Required task: Your task is to print the material below exactly as presented.

Items from a data source:
******

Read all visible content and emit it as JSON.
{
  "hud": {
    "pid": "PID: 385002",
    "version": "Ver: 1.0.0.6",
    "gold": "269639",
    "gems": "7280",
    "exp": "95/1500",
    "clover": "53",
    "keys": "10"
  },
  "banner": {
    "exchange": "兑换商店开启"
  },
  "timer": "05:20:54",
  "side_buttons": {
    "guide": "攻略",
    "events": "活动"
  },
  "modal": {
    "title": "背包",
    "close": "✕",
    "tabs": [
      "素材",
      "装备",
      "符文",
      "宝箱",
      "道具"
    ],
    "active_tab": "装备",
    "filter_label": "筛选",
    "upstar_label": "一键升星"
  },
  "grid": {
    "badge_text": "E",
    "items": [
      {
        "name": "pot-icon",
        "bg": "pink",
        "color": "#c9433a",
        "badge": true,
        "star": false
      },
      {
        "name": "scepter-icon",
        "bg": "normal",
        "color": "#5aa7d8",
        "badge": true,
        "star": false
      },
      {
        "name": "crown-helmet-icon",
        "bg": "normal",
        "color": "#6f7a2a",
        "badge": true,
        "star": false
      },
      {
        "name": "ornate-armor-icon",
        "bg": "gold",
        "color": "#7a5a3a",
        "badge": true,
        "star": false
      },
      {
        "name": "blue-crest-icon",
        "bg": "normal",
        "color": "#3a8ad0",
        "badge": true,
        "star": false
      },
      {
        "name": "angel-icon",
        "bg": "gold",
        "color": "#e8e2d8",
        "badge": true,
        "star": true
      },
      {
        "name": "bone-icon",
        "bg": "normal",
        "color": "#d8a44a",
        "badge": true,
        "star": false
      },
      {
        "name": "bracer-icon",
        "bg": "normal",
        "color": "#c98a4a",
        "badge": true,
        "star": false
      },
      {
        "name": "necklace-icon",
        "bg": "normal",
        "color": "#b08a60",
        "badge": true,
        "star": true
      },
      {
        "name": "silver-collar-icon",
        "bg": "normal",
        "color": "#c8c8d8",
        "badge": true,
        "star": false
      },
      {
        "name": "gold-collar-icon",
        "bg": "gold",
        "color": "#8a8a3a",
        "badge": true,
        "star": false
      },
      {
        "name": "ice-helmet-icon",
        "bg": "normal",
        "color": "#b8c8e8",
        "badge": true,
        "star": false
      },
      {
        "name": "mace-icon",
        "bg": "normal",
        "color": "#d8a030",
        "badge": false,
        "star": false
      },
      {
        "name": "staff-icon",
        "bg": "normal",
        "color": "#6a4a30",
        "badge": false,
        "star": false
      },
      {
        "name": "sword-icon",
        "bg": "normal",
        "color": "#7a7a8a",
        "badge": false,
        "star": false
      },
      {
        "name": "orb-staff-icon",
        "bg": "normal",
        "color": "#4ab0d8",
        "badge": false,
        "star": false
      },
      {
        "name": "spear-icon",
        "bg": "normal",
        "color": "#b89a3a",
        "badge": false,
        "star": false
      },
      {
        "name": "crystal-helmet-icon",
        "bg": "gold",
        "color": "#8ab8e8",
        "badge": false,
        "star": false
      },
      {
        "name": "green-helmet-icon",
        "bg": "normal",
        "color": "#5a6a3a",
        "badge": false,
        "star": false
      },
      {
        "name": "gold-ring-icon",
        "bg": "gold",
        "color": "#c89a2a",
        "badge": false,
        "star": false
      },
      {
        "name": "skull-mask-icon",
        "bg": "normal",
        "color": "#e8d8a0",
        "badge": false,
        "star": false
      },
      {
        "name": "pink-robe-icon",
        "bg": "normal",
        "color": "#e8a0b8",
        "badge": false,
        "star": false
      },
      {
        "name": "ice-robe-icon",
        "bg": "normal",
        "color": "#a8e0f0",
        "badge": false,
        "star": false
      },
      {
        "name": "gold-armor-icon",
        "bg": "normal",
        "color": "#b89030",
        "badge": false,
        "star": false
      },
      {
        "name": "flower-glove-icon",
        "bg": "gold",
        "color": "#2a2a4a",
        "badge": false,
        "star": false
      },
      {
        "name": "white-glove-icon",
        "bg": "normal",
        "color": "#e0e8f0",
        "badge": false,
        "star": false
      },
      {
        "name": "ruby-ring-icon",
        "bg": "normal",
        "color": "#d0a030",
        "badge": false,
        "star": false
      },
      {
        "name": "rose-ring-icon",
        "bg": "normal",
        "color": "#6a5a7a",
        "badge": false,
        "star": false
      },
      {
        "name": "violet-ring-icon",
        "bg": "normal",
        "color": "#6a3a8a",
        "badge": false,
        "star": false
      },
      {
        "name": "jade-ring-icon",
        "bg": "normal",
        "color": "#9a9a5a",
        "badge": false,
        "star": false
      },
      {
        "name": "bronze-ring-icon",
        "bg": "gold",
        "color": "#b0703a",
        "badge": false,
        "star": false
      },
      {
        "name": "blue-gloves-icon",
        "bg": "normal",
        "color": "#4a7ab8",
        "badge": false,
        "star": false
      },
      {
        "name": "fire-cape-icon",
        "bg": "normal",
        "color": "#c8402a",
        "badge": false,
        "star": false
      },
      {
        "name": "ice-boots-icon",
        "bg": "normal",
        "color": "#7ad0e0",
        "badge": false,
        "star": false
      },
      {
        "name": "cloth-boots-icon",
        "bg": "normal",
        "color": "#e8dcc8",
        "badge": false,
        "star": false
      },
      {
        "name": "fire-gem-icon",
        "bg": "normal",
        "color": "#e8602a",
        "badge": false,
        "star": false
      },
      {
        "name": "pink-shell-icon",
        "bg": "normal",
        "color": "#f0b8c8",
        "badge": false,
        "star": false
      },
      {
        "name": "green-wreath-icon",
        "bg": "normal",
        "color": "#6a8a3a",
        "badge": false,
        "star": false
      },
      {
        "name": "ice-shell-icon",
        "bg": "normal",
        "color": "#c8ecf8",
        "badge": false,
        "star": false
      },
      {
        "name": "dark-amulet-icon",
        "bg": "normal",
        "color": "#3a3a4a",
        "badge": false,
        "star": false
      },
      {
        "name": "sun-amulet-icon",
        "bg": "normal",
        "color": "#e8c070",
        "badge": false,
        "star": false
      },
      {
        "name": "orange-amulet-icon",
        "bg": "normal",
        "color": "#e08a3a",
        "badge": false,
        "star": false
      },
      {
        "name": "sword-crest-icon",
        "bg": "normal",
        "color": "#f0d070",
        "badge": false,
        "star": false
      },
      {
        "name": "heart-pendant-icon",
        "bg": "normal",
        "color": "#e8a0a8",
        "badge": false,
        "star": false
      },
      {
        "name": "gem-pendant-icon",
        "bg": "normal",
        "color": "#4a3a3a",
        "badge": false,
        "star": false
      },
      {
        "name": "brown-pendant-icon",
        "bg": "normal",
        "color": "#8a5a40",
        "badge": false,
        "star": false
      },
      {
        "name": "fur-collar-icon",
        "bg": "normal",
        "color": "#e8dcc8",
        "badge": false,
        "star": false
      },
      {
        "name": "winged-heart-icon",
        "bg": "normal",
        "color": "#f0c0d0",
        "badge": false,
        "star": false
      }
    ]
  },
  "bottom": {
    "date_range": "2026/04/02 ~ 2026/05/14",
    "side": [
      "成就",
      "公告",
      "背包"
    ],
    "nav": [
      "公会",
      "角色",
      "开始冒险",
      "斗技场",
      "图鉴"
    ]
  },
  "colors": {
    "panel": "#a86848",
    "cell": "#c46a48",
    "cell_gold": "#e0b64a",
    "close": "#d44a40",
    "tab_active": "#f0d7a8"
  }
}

******

Expected output:
Read all visible content and emit it as JSON.
{
  "hud": {
    "pid": "PID: 385002",
    "version": "Ver: 1.0.0.6",
    "gold": "269639",
    "gems": "7280",
    "exp": "95/1500",
    "clover": "53",
    "keys": "10"
  },
  "banner": {
    "exchange": "兑换商店开启"
  },
  "timer": "05:20:54",
  "side_buttons": {
    "guide": "攻略",
    "events": "活动"
  },
  "modal": {
    "title": "背包",
    "close": "✕",
    "tabs": [
      "素材",
      "装备",
      "符文",
      "宝箱",
      "道具"
    ],
    "active_tab": "装备",
    "filter_label": "筛选",
    "upstar_label": "一键升星"
  },
  "grid": {
    "badge_text": "E",
    "items": [
      {
        "name": "pot-icon",
        "bg": "pink",
        "color": "#c9433a",
        "badge": true,
        "star": false
      },
      {
        "name": "scepter-icon",
        "bg": "normal",
        "color": "#5aa7d8",
        "badge": true,
        "star": false
      },
      {
        "name": "crown-helmet-icon",
        "bg": "normal",
        "color": "#6f7a2a",
        "badge": true,
        "star": false
      },
      {
        "name": "ornate-armor-icon",
        "bg": "gold",
        "color": "#7a5a3a",
        "badge": true,
        "star": false
      },
      {
        "name": "blue-crest-icon",
        "bg": "normal",
        "color": "#3a8ad0",
        "badge": true,
        "star": false
      },
      {
        "name": "angel-icon",
        "bg": "gold",
        "color": "#e8e2d8",
        "badge": true,
        "star": true
      },
      {
        "name": "bone-icon",
        "bg": "normal",
        "color": "#d8a44a",
        "badge": true,
        "star": false
      },
      {
        "name": "bracer-icon",
        "bg": "normal",
        "color": "#c98a4a",
        "badge": true,
        "star": false
      },
      {
        "name": "necklace-icon",
        "bg": "normal",
        "color": "#b08a60",
        "badge": true,
        "star": true
      },
      {
        "name": "silver-collar-icon",
        "bg": "normal",
        "color": "#c8c8d8",
        "badge": true,
        "star": false
      },
      {
        "name": "gold-collar-icon",
        "bg": "gold",
        "color": "#8a8a3a",
        "badge": true,
        "star": false
      },
      {
        "name": "ice-helmet-icon",
        "bg": "normal",
        "color": "#b8c8e8",
        "badge": true,
        "star": false
      },
      {
        "name": "mace-icon",
        "bg": "normal",
        "color": "#d8a030",
        "badge": false,
        "star": false
      },
      {
        "name": "staff-icon",
        "bg": "normal",
        "color": "#6a4a30",
        "badge": false,
        "star": false
      },
      {
        "name": "sword-icon",
        "bg": "normal",
        "color": "#7a7a8a",
        "badge": false,
        "star": false
      },
      {
        "name": "orb-staff-icon",
        "bg": "normal",
        "color": "#4ab0d8",
        "badge": false,
        "star": false
      },
      {
        "name": "spear-icon",
        "bg": "normal",
        "color": "#b89a3a",
        "badge": false,
        "star": false
      },
      {
        "name": "crystal-helmet-icon",
        "bg": "gold",
        "color": "#8ab8e8",
        "badge": false,
        "star": false
      },
      {
        "name": "green-helmet-icon",
        "bg": "normal",
        "color": "#5a6a3a",
        "badge": false,
        "star": false
      },
      {
        "name": "gold-ring-icon",
        "bg": "gold",
        "color": "#c89a2a",
        "badge": false,
        "star": false
      },
      {
        "name": "skull-mask-icon",
        "bg": "normal",
        "color": "#e8d8a0",
        "badge": false,
        "star": false
      },
      {
        "name": "pink-robe-icon",
        "bg": "normal",
        "color": "#e8a0b8",
        "badge": false,
        "star": false
      },
      {
        "name": "ice-robe-icon",
        "bg": "normal",
        "color": "#a8e0f0",
        "badge": false,
        "star": false
      },
      {
        "name": "gold-armor-icon",
        "bg": "normal",
        "color": "#b89030",
        "badge": false,
        "star": false
      },
      {
        "name": "flower-glove-icon",
        "bg": "gold",
        "color": "#2a2a4a",
        "badge": false,
        "star": false
      },
      {
        "name": "white-glove-icon",
        "bg": "normal",
        "color": "#e0e8f0",
        "badge": false,
        "star": false
      },
      {
        "name": "ruby-ring-icon",
        "bg": "normal",
        "color": "#d0a030",
        "badge": false,
        "star": false
      },
      {
        "name": "rose-ring-icon",
        "bg": "normal",
        "color": "#6a5a7a",
        "badge": false,
        "star": false
      },
      {
        "name": "violet-ring-icon",
        "bg": "normal",
        "color": "#6a3a8a",
        "badge": false,
        "star": false
      },
      {
        "name": "jade-ring-icon",
        "bg": "normal",
        "color": "#9a9a5a",
        "badge": false,
        "star": false
      },
      {
        "name": "bronze-ring-icon",
        "bg": "gold",
        "color": "#b0703a",
        "badge": false,
        "star": false
      },
      {
        "name": "blue-gloves-icon",
        "bg": "normal",
        "color": "#4a7ab8",
        "badge": false,
        "star": false
      },
      {
        "name": "fire-cape-icon",
        "bg": "normal",
        "color": "#c8402a",
        "badge": false,
        "star": false
      },
      {
        "name": "ice-boots-icon",
        "bg": "normal",
        "color": "#7ad0e0",
        "badge": false,
        "star": false
      },
      {
        "name": "cloth-boots-icon",
        "bg": "normal",
        "color": "#e8dcc8",
        "badge": false,
        "star": false
      },
      {
        "name": "fire-gem-icon",
        "bg": "normal",
        "color": "#e8602a",
        "badge": false,
        "star": false
      },
      {
        "name": "pink-shell-icon",
        "bg": "normal",
        "color": "#f0b8c8",
        "badge": false,
        "star": false
      },
      {
        "name": "green-wreath-icon",
        "bg": "normal",
        "color": "#6a8a3a",
        "badge": false,
        "star": false
      },
      {
        "name": "ice-shell-icon",
        "bg": "normal",
        "color": "#c8ecf8",
        "badge": false,
        "star": false
      },
      {
        "name": "dark-amulet-icon",
        "bg": "normal",
        "color": "#3a3a4a",
        "badge": false,
        "star": false
      },
      {
        "name": "sun-amulet-icon",
        "bg": "normal",
        "color": "#e8c070",
        "badge": false,
        "star": false
      },
      {
        "name": "orange-amulet-icon",
        "bg": "normal",
        "color": "#e08a3a",
        "badge": false,
        "star": false
      },
      {
        "name": "sword-crest-icon",
        "bg": "normal",
        "color": "#f0d070",
        "badge": false,
        "star": false
      },
      {
        "name": "heart-pendant-icon",
        "bg": "normal",
        "color": "#e8a0a8",
        "badge": false,
        "star": false
      },
      {
        "name": "gem-pendant-icon",
        "bg": "normal",
        "color": "#4a3a3a",
        "badge": false,
        "star": false
      },
      {
        "name": "brown-pendant-icon",
        "bg": "normal",
        "color": "#8a5a40",
        "badge": false,
        "star": false
      },
      {
        "name": "fur-collar-icon",
        "bg": "normal",
        "color": "#e8dcc8",
        "badge": false,
        "star": false
      },
      {
        "name": "winged-heart-icon",
        "bg": "normal",
        "color": "#f0c0d0",
        "badge": false,
        "star": false
      }
    ]
  },
  "bottom": {
    "date_range": "2026/04/02 ~ 2026/05/14",
    "side": [
      "成就",
      "公告",
      "背包"
    ],
    "nav": [
      "公会",
      "角色",
      "开始冒险",
      "斗技场",
      "图鉴"
    ]
  },
  "colors": {
    "panel": "#a86848",
    "cell": "#c46a48",
    "cell_gold": "#e0b64a",
    "close": "#d44a40",
    "tab_active": "#f0d7a8"
  }
}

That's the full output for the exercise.